# Description of the task
Omit images. Retype all entries verbatim.

>>>

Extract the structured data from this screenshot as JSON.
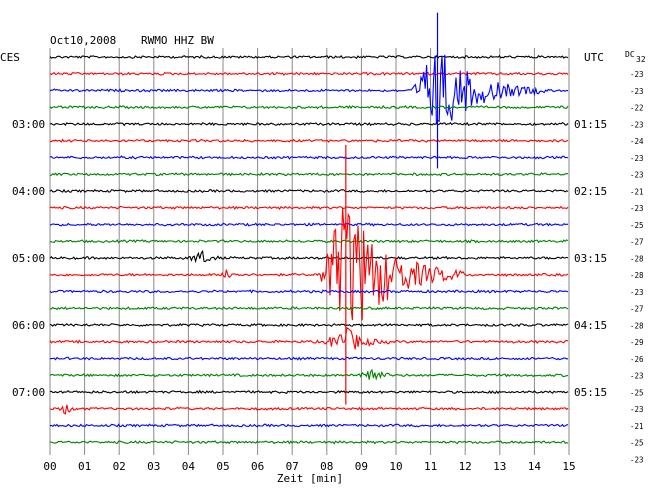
{
  "header": {
    "date": "Oct10,2008",
    "station": "RWMO HHZ BW"
  },
  "chart_data": {
    "type": "line",
    "title": "Oct10,2008   RWMO HHZ BW",
    "left_timezone": "CES",
    "right_timezone": "UTC",
    "dc_label_prefix": "DC",
    "dc_label_sub": "32",
    "xlabel": "Zeit [min]",
    "xlim": [
      0,
      15
    ],
    "x_ticks": [
      "00",
      "01",
      "02",
      "03",
      "04",
      "05",
      "06",
      "07",
      "08",
      "09",
      "10",
      "11",
      "12",
      "13",
      "14",
      "15"
    ],
    "left_hour_labels": [
      {
        "row": 4,
        "text": "03:00"
      },
      {
        "row": 8,
        "text": "04:00"
      },
      {
        "row": 12,
        "text": "05:00"
      },
      {
        "row": 16,
        "text": "06:00"
      },
      {
        "row": 20,
        "text": "07:00"
      }
    ],
    "right_hour_labels": [
      {
        "row": 4,
        "text": "01:15"
      },
      {
        "row": 8,
        "text": "02:15"
      },
      {
        "row": 12,
        "text": "03:15"
      },
      {
        "row": 16,
        "text": "04:15"
      },
      {
        "row": 20,
        "text": "05:15"
      }
    ],
    "row_colors": [
      "#000000",
      "#ff0000",
      "#0000ff",
      "#008000"
    ],
    "dc_offsets": [
      -23,
      -23,
      -22,
      -23,
      -24,
      -23,
      -23,
      -21,
      -23,
      -25,
      -27,
      -28,
      -28,
      -23,
      -27,
      -28,
      -29,
      -26,
      -23,
      -25,
      -23,
      -21,
      -25,
      -23
    ],
    "events": [
      {
        "row": 2,
        "start_min": 10.45,
        "peak_min": 11.2,
        "end_min": 14.3,
        "amplitude": 3.0
      },
      {
        "row": 12,
        "start_min": 3.95,
        "peak_min": 4.4,
        "end_min": 5.0,
        "amplitude": 0.45
      },
      {
        "row": 13,
        "start_min": 4.95,
        "peak_min": 5.1,
        "end_min": 5.6,
        "amplitude": 0.5
      },
      {
        "row": 13,
        "start_min": 7.75,
        "peak_min": 8.55,
        "end_min": 12.0,
        "amplitude": 5.0
      },
      {
        "row": 17,
        "start_min": 7.9,
        "peak_min": 8.6,
        "end_min": 9.8,
        "amplitude": 0.9
      },
      {
        "row": 19,
        "start_min": 8.9,
        "peak_min": 9.25,
        "end_min": 9.9,
        "amplitude": 0.7
      },
      {
        "row": 21,
        "start_min": 0.25,
        "peak_min": 0.45,
        "end_min": 0.9,
        "amplitude": 0.35
      }
    ]
  }
}
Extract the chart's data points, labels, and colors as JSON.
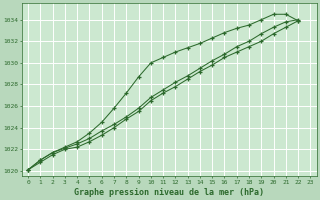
{
  "background_color": "#b8d8bc",
  "plot_bg_color": "#cce8d0",
  "grid_color": "#a0c8a8",
  "line_color": "#2d6a2d",
  "title": "Graphe pression niveau de la mer (hPa)",
  "xlim": [
    -0.5,
    23.5
  ],
  "ylim": [
    1019.5,
    1035.5
  ],
  "yticks": [
    1020,
    1022,
    1024,
    1026,
    1028,
    1030,
    1032,
    1034
  ],
  "xticks": [
    0,
    1,
    2,
    3,
    4,
    5,
    6,
    7,
    8,
    9,
    10,
    11,
    12,
    13,
    14,
    15,
    16,
    17,
    18,
    19,
    20,
    21,
    22,
    23
  ],
  "series1_x": [
    0,
    1,
    2,
    3,
    4,
    5,
    6,
    7,
    8,
    9,
    10,
    11,
    12,
    13,
    14,
    15,
    16,
    17,
    18,
    19,
    20,
    21,
    22
  ],
  "series1": [
    1020.1,
    1020.8,
    1021.5,
    1022.0,
    1022.2,
    1022.7,
    1023.3,
    1024.0,
    1024.8,
    1025.5,
    1026.5,
    1027.2,
    1027.8,
    1028.5,
    1029.2,
    1029.8,
    1030.5,
    1031.0,
    1031.5,
    1032.0,
    1032.7,
    1033.3,
    1033.9
  ],
  "series2_x": [
    0,
    1,
    2,
    3,
    4,
    5,
    6,
    7,
    8,
    9,
    10,
    11,
    12,
    13,
    14,
    15,
    16,
    17,
    18,
    19,
    20,
    21,
    22
  ],
  "series2": [
    1020.1,
    1021.0,
    1021.7,
    1022.2,
    1022.7,
    1023.5,
    1024.5,
    1025.8,
    1027.2,
    1028.7,
    1030.0,
    1030.5,
    1031.0,
    1031.4,
    1031.8,
    1032.3,
    1032.8,
    1033.2,
    1033.5,
    1034.0,
    1034.5,
    1034.5,
    1033.9
  ],
  "series3_x": [
    0,
    1,
    2,
    3,
    4,
    5,
    6,
    7,
    8,
    9,
    10,
    11,
    12,
    13,
    14,
    15,
    16,
    17,
    18,
    19,
    20,
    21,
    22
  ],
  "series3": [
    1020.1,
    1021.0,
    1021.7,
    1022.1,
    1022.5,
    1023.0,
    1023.7,
    1024.3,
    1025.0,
    1025.8,
    1026.8,
    1027.5,
    1028.2,
    1028.8,
    1029.5,
    1030.2,
    1030.8,
    1031.5,
    1032.0,
    1032.7,
    1033.3,
    1033.8,
    1034.0
  ]
}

<<<

# Output below
Extract the structured data from this screenshot as JSON.
{
  "header": {
    "date": "Oct10,2008",
    "station": "RWMO HHZ BW"
  },
  "chart_data": {
    "type": "line",
    "title": "Oct10,2008   RWMO HHZ BW",
    "left_timezone": "CES",
    "right_timezone": "UTC",
    "dc_label_prefix": "DC",
    "dc_label_sub": "32",
    "xlabel": "Zeit [min]",
    "xlim": [
      0,
      15
    ],
    "x_ticks": [
      "00",
      "01",
      "02",
      "03",
      "04",
      "05",
      "06",
      "07",
      "08",
      "09",
      "10",
      "11",
      "12",
      "13",
      "14",
      "15"
    ],
    "left_hour_labels": [
      {
        "row": 4,
        "text": "03:00"
      },
      {
        "row": 8,
        "text": "04:00"
      },
      {
        "row": 12,
        "text": "05:00"
      },
      {
        "row": 16,
        "text": "06:00"
      },
      {
        "row": 20,
        "text": "07:00"
      }
    ],
    "right_hour_labels": [
      {
        "row": 4,
        "text": "01:15"
      },
      {
        "row": 8,
        "text": "02:15"
      },
      {
        "row": 12,
        "text": "03:15"
      },
      {
        "row": 16,
        "text": "04:15"
      },
      {
        "row": 20,
        "text": "05:15"
      }
    ],
    "row_colors": [
      "#000000",
      "#ff0000",
      "#0000ff",
      "#008000"
    ],
    "dc_offsets": [
      -23,
      -23,
      -22,
      -23,
      -24,
      -23,
      -23,
      -21,
      -23,
      -25,
      -27,
      -28,
      -28,
      -23,
      -27,
      -28,
      -29,
      -26,
      -23,
      -25,
      -23,
      -21,
      -25,
      -23
    ],
    "events": [
      {
        "row": 2,
        "start_min": 10.45,
        "peak_min": 11.2,
        "end_min": 14.3,
        "amplitude": 3.0
      },
      {
        "row": 12,
        "start_min": 3.95,
        "peak_min": 4.4,
        "end_min": 5.0,
        "amplitude": 0.45
      },
      {
        "row": 13,
        "start_min": 4.95,
        "peak_min": 5.1,
        "end_min": 5.6,
        "amplitude": 0.5
      },
      {
        "row": 13,
        "start_min": 7.75,
        "peak_min": 8.55,
        "end_min": 12.0,
        "amplitude": 5.0
      },
      {
        "row": 17,
        "start_min": 7.9,
        "peak_min": 8.6,
        "end_min": 9.8,
        "amplitude": 0.9
      },
      {
        "row": 19,
        "start_min": 8.9,
        "peak_min": 9.25,
        "end_min": 9.9,
        "amplitude": 0.7
      },
      {
        "row": 21,
        "start_min": 0.25,
        "peak_min": 0.45,
        "end_min": 0.9,
        "amplitude": 0.35
      }
    ]
  }
}
Extract the chart's data points, labels, and colors as JSON.
{
  "background_color": "#b8d8bc",
  "plot_bg_color": "#cce8d0",
  "grid_color": "#a0c8a8",
  "line_color": "#2d6a2d",
  "title": "Graphe pression niveau de la mer (hPa)",
  "xlim": [
    -0.5,
    23.5
  ],
  "ylim": [
    1019.5,
    1035.5
  ],
  "yticks": [
    1020,
    1022,
    1024,
    1026,
    1028,
    1030,
    1032,
    1034
  ],
  "xticks": [
    0,
    1,
    2,
    3,
    4,
    5,
    6,
    7,
    8,
    9,
    10,
    11,
    12,
    13,
    14,
    15,
    16,
    17,
    18,
    19,
    20,
    21,
    22,
    23
  ],
  "series1_x": [
    0,
    1,
    2,
    3,
    4,
    5,
    6,
    7,
    8,
    9,
    10,
    11,
    12,
    13,
    14,
    15,
    16,
    17,
    18,
    19,
    20,
    21,
    22
  ],
  "series1": [
    1020.1,
    1020.8,
    1021.5,
    1022.0,
    1022.2,
    1022.7,
    1023.3,
    1024.0,
    1024.8,
    1025.5,
    1026.5,
    1027.2,
    1027.8,
    1028.5,
    1029.2,
    1029.8,
    1030.5,
    1031.0,
    1031.5,
    1032.0,
    1032.7,
    1033.3,
    1033.9
  ],
  "series2_x": [
    0,
    1,
    2,
    3,
    4,
    5,
    6,
    7,
    8,
    9,
    10,
    11,
    12,
    13,
    14,
    15,
    16,
    17,
    18,
    19,
    20,
    21,
    22
  ],
  "series2": [
    1020.1,
    1021.0,
    1021.7,
    1022.2,
    1022.7,
    1023.5,
    1024.5,
    1025.8,
    1027.2,
    1028.7,
    1030.0,
    1030.5,
    1031.0,
    1031.4,
    1031.8,
    1032.3,
    1032.8,
    1033.2,
    1033.5,
    1034.0,
    1034.5,
    1034.5,
    1033.9
  ],
  "series3_x": [
    0,
    1,
    2,
    3,
    4,
    5,
    6,
    7,
    8,
    9,
    10,
    11,
    12,
    13,
    14,
    15,
    16,
    17,
    18,
    19,
    20,
    21,
    22
  ],
  "series3": [
    1020.1,
    1021.0,
    1021.7,
    1022.1,
    1022.5,
    1023.0,
    1023.7,
    1024.3,
    1025.0,
    1025.8,
    1026.8,
    1027.5,
    1028.2,
    1028.8,
    1029.5,
    1030.2,
    1030.8,
    1031.5,
    1032.0,
    1032.7,
    1033.3,
    1033.8,
    1034.0
  ]
}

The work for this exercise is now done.